What to do
Transcribe every line exactly. Leave the pictures behind.

● ● ● ● ●

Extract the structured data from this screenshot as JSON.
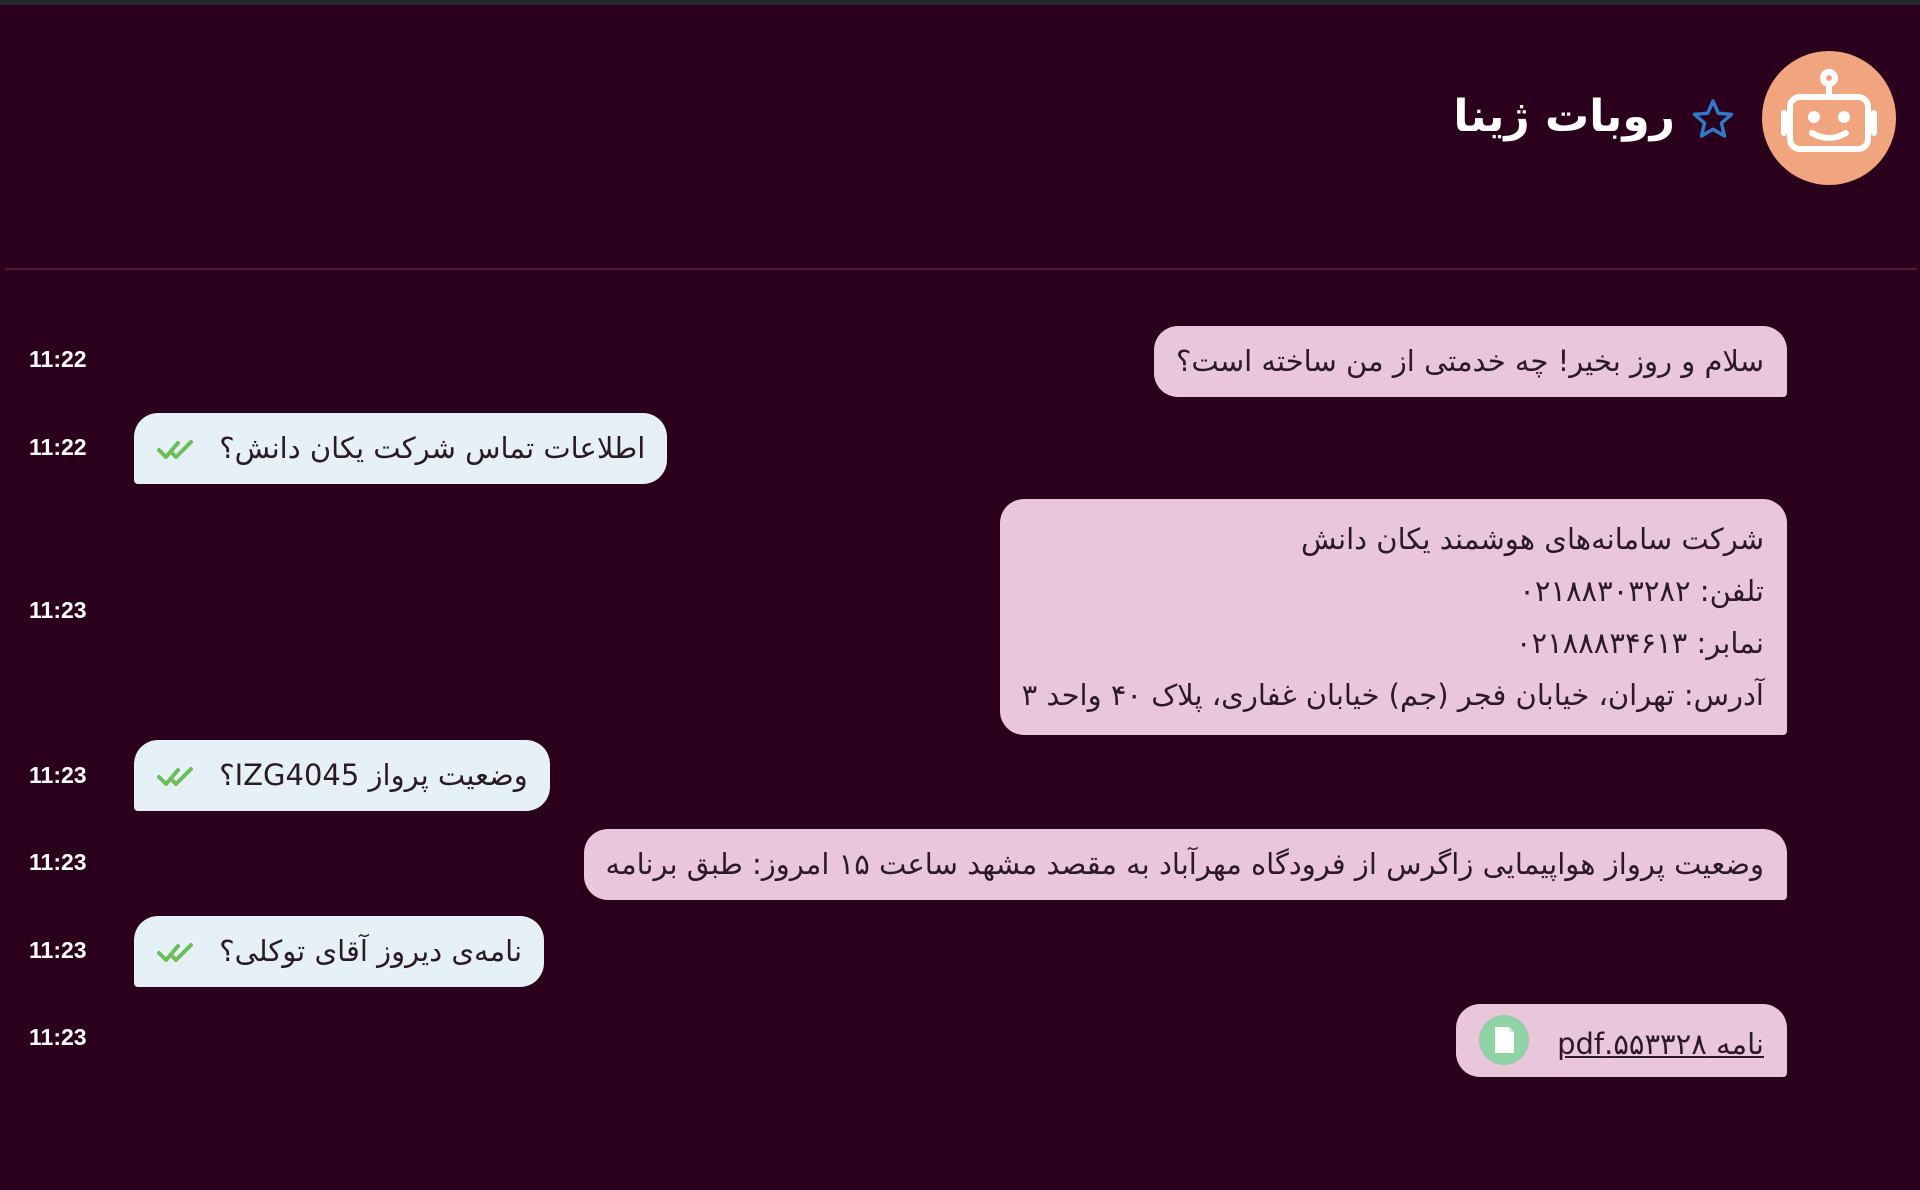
{
  "header": {
    "title": "روبات ژینا",
    "avatar_icon": "robot-icon",
    "favorite_icon": "star-outline-icon"
  },
  "colors": {
    "background": "#2a001d",
    "bot_bubble": "#eac6dc",
    "user_bubble": "#e6f0f7",
    "avatar": "#f0a57e",
    "check": "#6bbf59"
  },
  "messages": [
    {
      "sender": "bot",
      "text": "سلام و روز بخیر! چه خدمتی از من ساخته است؟",
      "time": "11:22"
    },
    {
      "sender": "user",
      "text": "اطلاعات تماس شرکت یکان دانش؟",
      "time": "11:22",
      "status_icon": "double-check-icon"
    },
    {
      "sender": "bot",
      "lines": [
        "شرکت سامانه‌های هوشمند یکان دانش",
        "تلفن: ۰۲۱۸۸۳۰۳۲۸۲",
        "نمابر: ۰۲۱۸۸۸۳۴۶۱۳",
        "آدرس: تهران، خیابان فجر (جم) خیابان غفاری، پلاک ۴۰ واحد ۳"
      ],
      "time": "11:23"
    },
    {
      "sender": "user",
      "text": "وضعیت پرواز IZG4045؟",
      "time": "11:23",
      "status_icon": "double-check-icon"
    },
    {
      "sender": "bot",
      "text": "وضعیت پرواز هواپیمایی زاگرس از فرودگاه مهرآباد به مقصد مشهد ساعت ۱۵ امروز: طبق برنامه",
      "time": "11:23"
    },
    {
      "sender": "user",
      "text": "نامه‌ی دیروز آقای توکلی؟",
      "time": "11:23",
      "status_icon": "double-check-icon"
    },
    {
      "sender": "bot",
      "file_name": "نامه ۵۵۳۳۲۸.pdf",
      "file_icon": "document-icon",
      "time": "11:23"
    }
  ]
}
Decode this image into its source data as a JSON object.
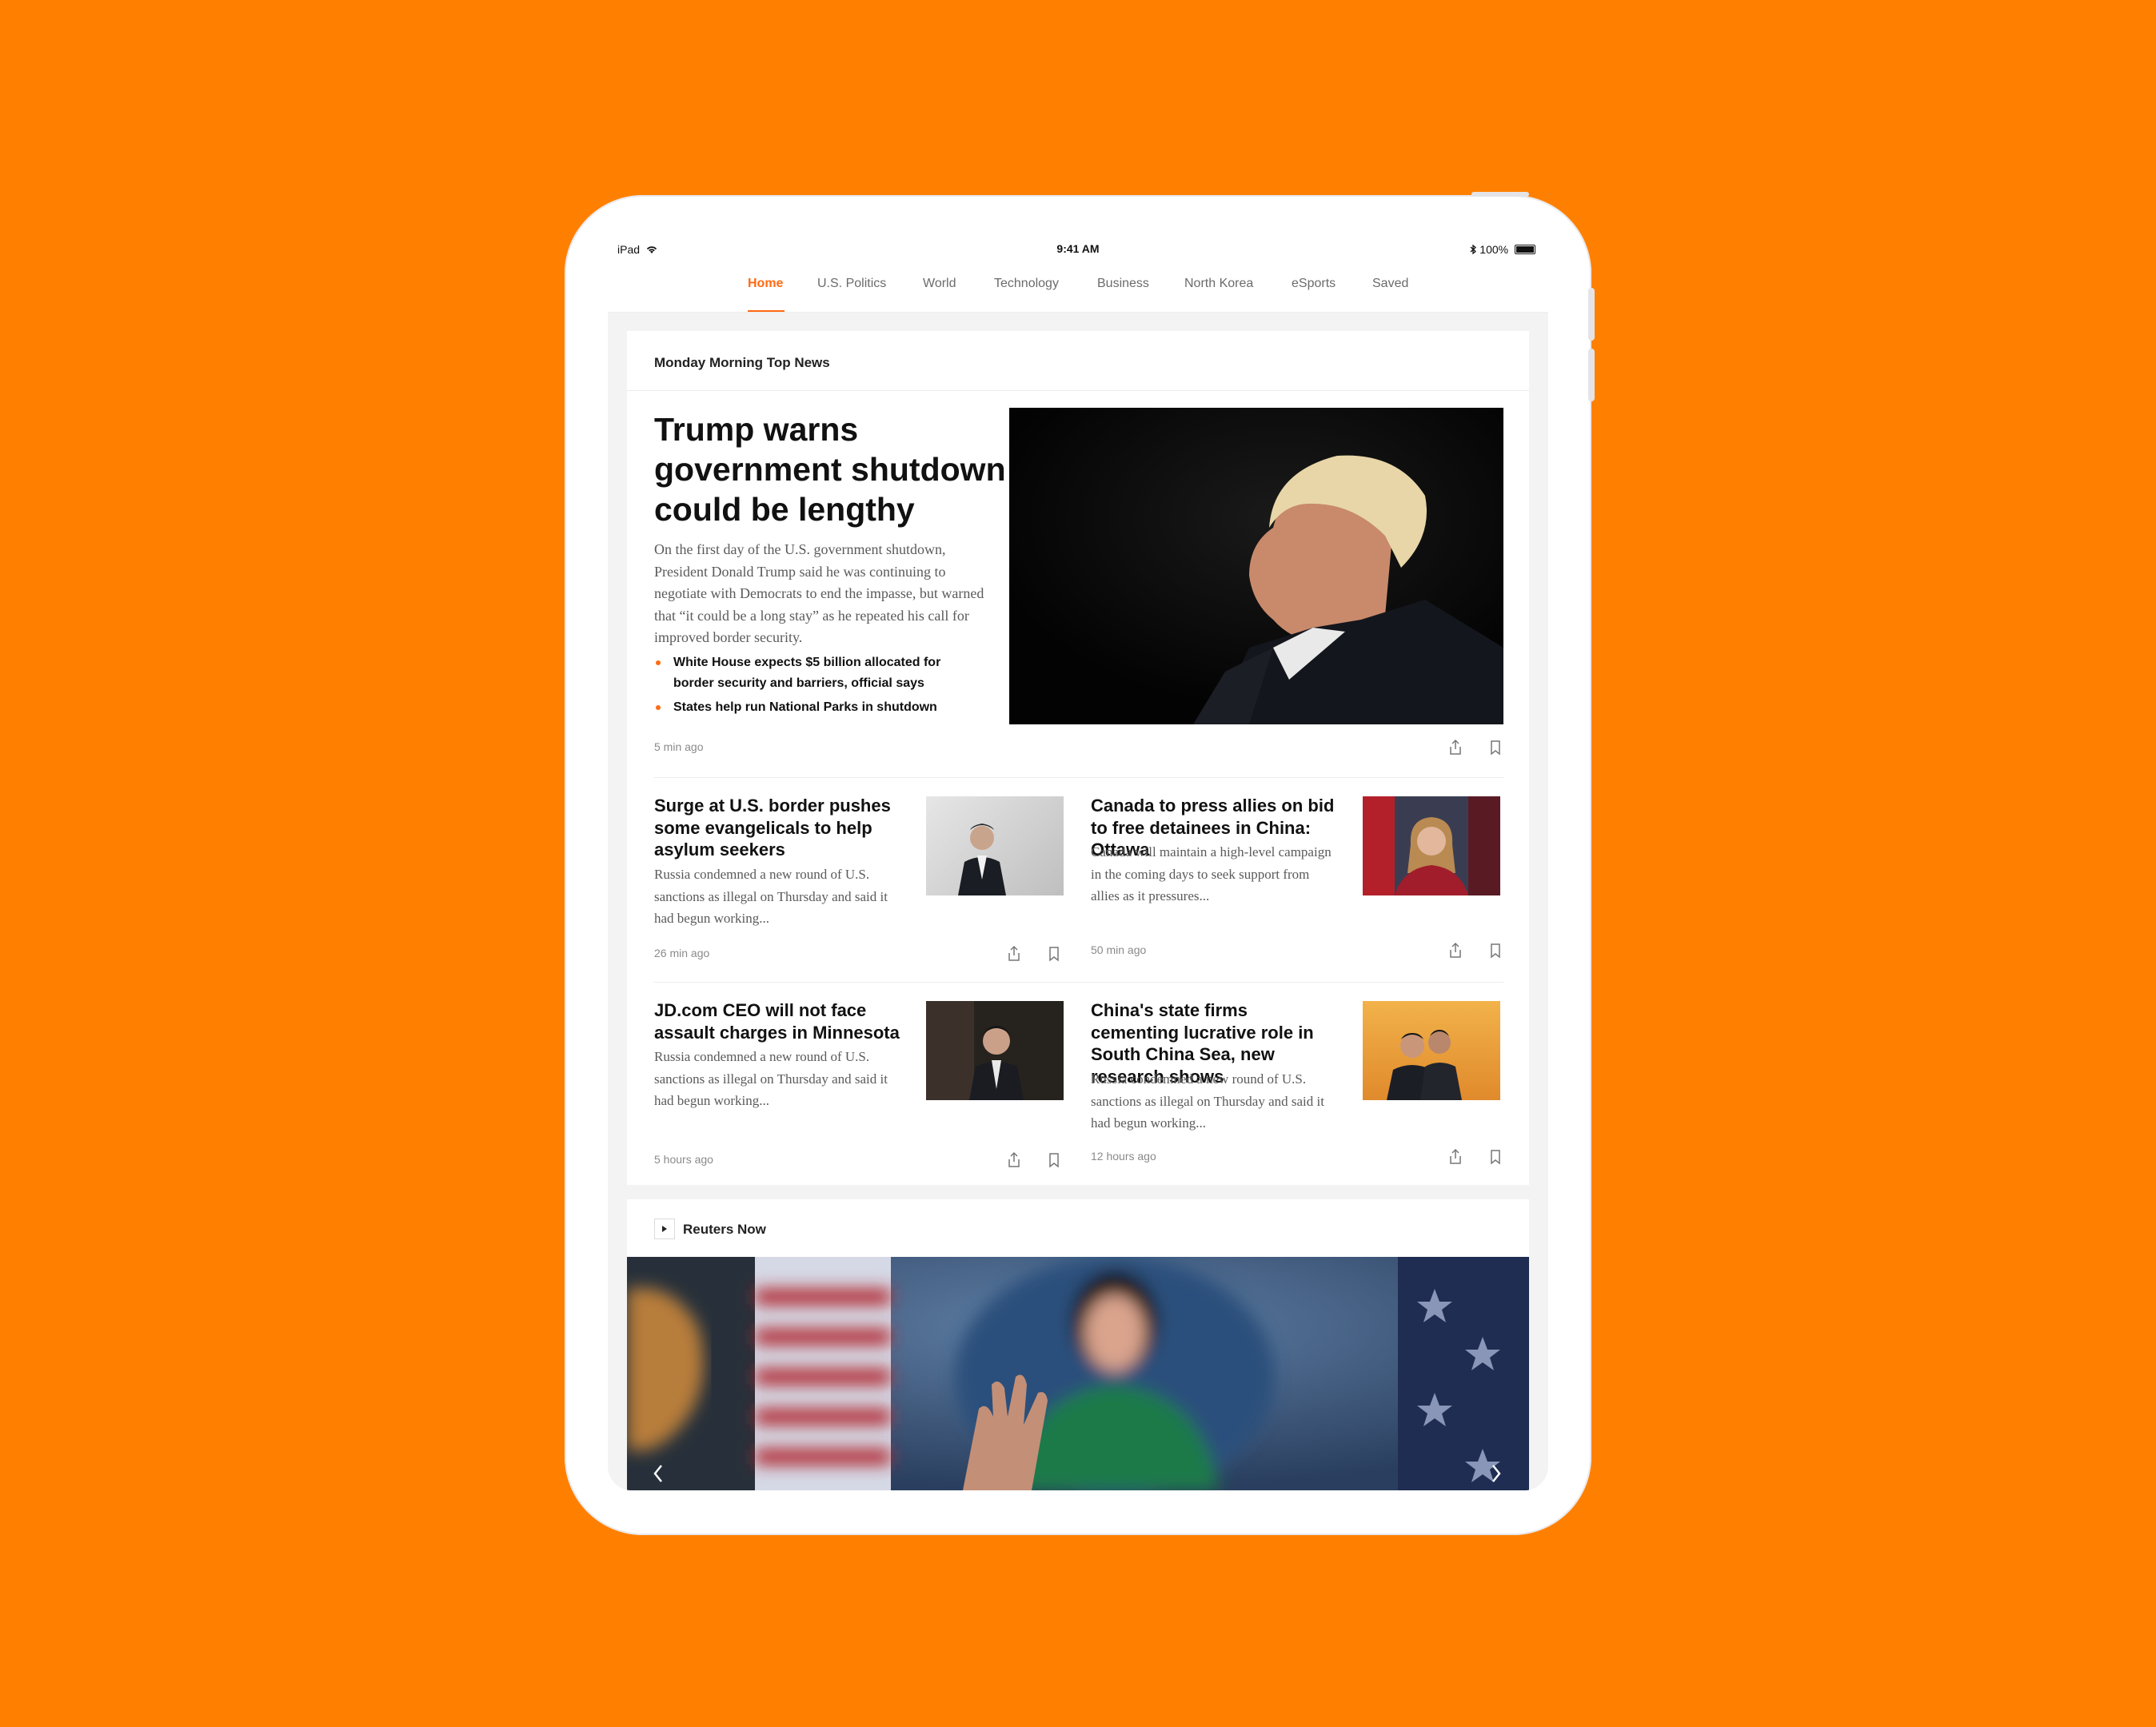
{
  "status_bar": {
    "device": "iPad",
    "time": "9:41 AM",
    "battery": "100%"
  },
  "nav": {
    "tabs": [
      "Home",
      "U.S. Politics",
      "World",
      "Technology",
      "Business",
      "North Korea",
      "eSports",
      "Saved"
    ],
    "active": "Home"
  },
  "top_news": {
    "header": "Monday Morning Top News",
    "lead": {
      "title": "Trump warns government shutdown could be lengthy",
      "summary": "On the first day of the U.S. government shutdown, President Donald Trump said he was continuing to negotiate with Democrats to end the impasse, but warned that “it could be a long stay” as he repeated his call for improved border security.",
      "bullets": [
        "White House expects $5 billion allocated for border security and barriers, official says",
        "States help run National Parks in shutdown"
      ],
      "time": "5 min ago"
    },
    "stories": [
      {
        "title": "Surge at U.S. border pushes some evangelicals to help asylum seekers",
        "summary": "Russia condemned a new round of U.S. sanctions as illegal on Thursday and said it had begun working...",
        "time": "26 min ago"
      },
      {
        "title": "Canada to press allies on bid to free detainees in China: Ottawa",
        "summary": "Canada will maintain a high-level campaign in the coming days to seek support from allies as it pressures...",
        "time": "50 min ago"
      },
      {
        "title": "JD.com CEO will not face assault charges in Minnesota",
        "summary": "Russia condemned a new round of U.S. sanctions as illegal on Thursday and said it had begun working...",
        "time": "5 hours ago"
      },
      {
        "title": "China's state firms cementing lucrative role in South China Sea, new research shows",
        "summary": "Russia condemned a new round of U.S. sanctions as illegal on Thursday and said it had begun working...",
        "time": "12 hours ago"
      }
    ]
  },
  "reuters_now": {
    "header": "Reuters Now"
  },
  "colors": {
    "background": "#FF8000",
    "accent": "#FF6A13"
  }
}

● ● ● ● ●

Answer to the problem
Extract the structured data from this screenshot as JSON.
{
  "header": {
    "title": "روبات ژینا",
    "avatar_icon": "robot-icon",
    "favorite_icon": "star-outline-icon"
  },
  "colors": {
    "background": "#2a001d",
    "bot_bubble": "#eac6dc",
    "user_bubble": "#e6f0f7",
    "avatar": "#f0a57e",
    "check": "#6bbf59"
  },
  "messages": [
    {
      "sender": "bot",
      "text": "سلام و روز بخیر! چه خدمتی از من ساخته است؟",
      "time": "11:22"
    },
    {
      "sender": "user",
      "text": "اطلاعات تماس شرکت یکان دانش؟",
      "time": "11:22",
      "status_icon": "double-check-icon"
    },
    {
      "sender": "bot",
      "lines": [
        "شرکت سامانه‌های هوشمند یکان دانش",
        "تلفن: ۰۲۱۸۸۳۰۳۲۸۲",
        "نمابر: ۰۲۱۸۸۸۳۴۶۱۳",
        "آدرس: تهران، خیابان فجر (جم) خیابان غفاری، پلاک ۴۰ واحد ۳"
      ],
      "time": "11:23"
    },
    {
      "sender": "user",
      "text": "وضعیت پرواز IZG4045؟",
      "time": "11:23",
      "status_icon": "double-check-icon"
    },
    {
      "sender": "bot",
      "text": "وضعیت پرواز هواپیمایی زاگرس از فرودگاه مهرآباد به مقصد مشهد ساعت ۱۵ امروز: طبق برنامه",
      "time": "11:23"
    },
    {
      "sender": "user",
      "text": "نامه‌ی دیروز آقای توکلی؟",
      "time": "11:23",
      "status_icon": "double-check-icon"
    },
    {
      "sender": "bot",
      "file_name": "نامه ۵۵۳۳۲۸.pdf",
      "file_icon": "document-icon",
      "time": "11:23"
    }
  ]
}
Decode this image into its source data as a JSON object.
{
  "status_bar": {
    "device": "iPad",
    "time": "9:41 AM",
    "battery": "100%"
  },
  "nav": {
    "tabs": [
      "Home",
      "U.S. Politics",
      "World",
      "Technology",
      "Business",
      "North Korea",
      "eSports",
      "Saved"
    ],
    "active": "Home"
  },
  "top_news": {
    "header": "Monday Morning Top News",
    "lead": {
      "title": "Trump warns government shutdown could be lengthy",
      "summary": "On the first day of the U.S. government shutdown, President Donald Trump said he was continuing to negotiate with Democrats to end the impasse, but warned that “it could be a long stay” as he repeated his call for improved border security.",
      "bullets": [
        "White House expects $5 billion allocated for border security and barriers, official says",
        "States help run National Parks in shutdown"
      ],
      "time": "5 min ago"
    },
    "stories": [
      {
        "title": "Surge at U.S. border pushes some evangelicals to help asylum seekers",
        "summary": "Russia condemned a new round of U.S. sanctions as illegal on Thursday and said it had begun working...",
        "time": "26 min ago"
      },
      {
        "title": "Canada to press allies on bid to free detainees in China: Ottawa",
        "summary": "Canada will maintain a high-level campaign in the coming days to seek support from allies as it pressures...",
        "time": "50 min ago"
      },
      {
        "title": "JD.com CEO will not face assault charges in Minnesota",
        "summary": "Russia condemned a new round of U.S. sanctions as illegal on Thursday and said it had begun working...",
        "time": "5 hours ago"
      },
      {
        "title": "China's state firms cementing lucrative role in South China Sea, new research shows",
        "summary": "Russia condemned a new round of U.S. sanctions as illegal on Thursday and said it had begun working...",
        "time": "12 hours ago"
      }
    ]
  },
  "reuters_now": {
    "header": "Reuters Now"
  },
  "colors": {
    "background": "#FF8000",
    "accent": "#FF6A13"
  }
}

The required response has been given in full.